The day the window failed I was able to guide the window back into place once I realized the front part of the window was sliding in between the rubber guide and the door. I then disabled the window control.

Since then I’ve explored the problem and I eventually discovered the cause. The window track was bent out of shape and crushed by a metal piece of the door (at the front, where it connects to the body). Based on other people’s forum posts, and what I could see of the damage, the door was opened so far that a part inside the door was bent out of position and into the track.

I made an attempt to fix it but I ran into a stumbling block that I haven’t tried to resolve, yet. My final plan was to remove the speaker in the door so I could access the window track and door piece and bend them back into position. Well, it turns out that instead of screws the speakers are attached with rivets. Removing the speaker requires that I purchase a rivet gun and the correct rivets or find screws that will work (or build a new mount for the speakers). I’m not certain what we’re going to do but at least we know what the problem is.

We figured out that the problem was caused when a strong gust of wind caught the door and pulled it open too far.

[Tasks]
1. In the account of the broken car window, what fastens the door speakers in place?
2. Proceed with the account of the broken car window, picking up after its last sentence.

[Source material]
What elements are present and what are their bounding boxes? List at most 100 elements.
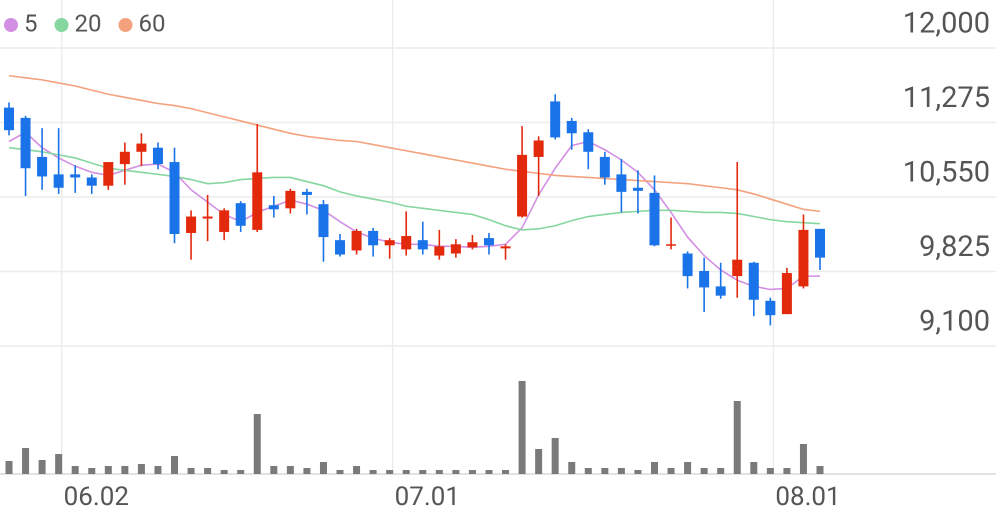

[The replies]
1. Rivets rather than screws.

2.
Updated 10/04/2011: We took the car to a body shop in our town but the result wasn’t encouraging. The shop told us that we’d have to buy a used door (estimated at about $150-$250), which they would remove the replacement part from. Labor was estimated at $150. The door estimate is better than I’ve seen in many forum posts, but it still seems unnecessary. In the end, I think it’s probably only the window track that needs to be replaced and that there’s got to be some place we can get one for less.

In several different forum posts individuals reported getting a body shop to simply bend the part back into place. I had the sense that the body shop hadn’t considered this. It’s possible the part is bent to a point at which it wouldn’t be useful, but this was never mentioned.

But then, I’m not an expert on automotive repairs.

We’re not sure if we’re taking her car back there to get it fixed. Aside from a few other things about the experience that didn’t leave us with a good feeling, I was uncertain why the owner wasn’t able to figure out how I had disabled the window, especially after I tried to tell him more than once exactly what I did (he also didn’t understand why I didn’t just unplug the cable but the reason is simple – I wanted the door lock and the passenger-side window controls to still function).

At the least, we’ll probably check another local shop for a second estimate.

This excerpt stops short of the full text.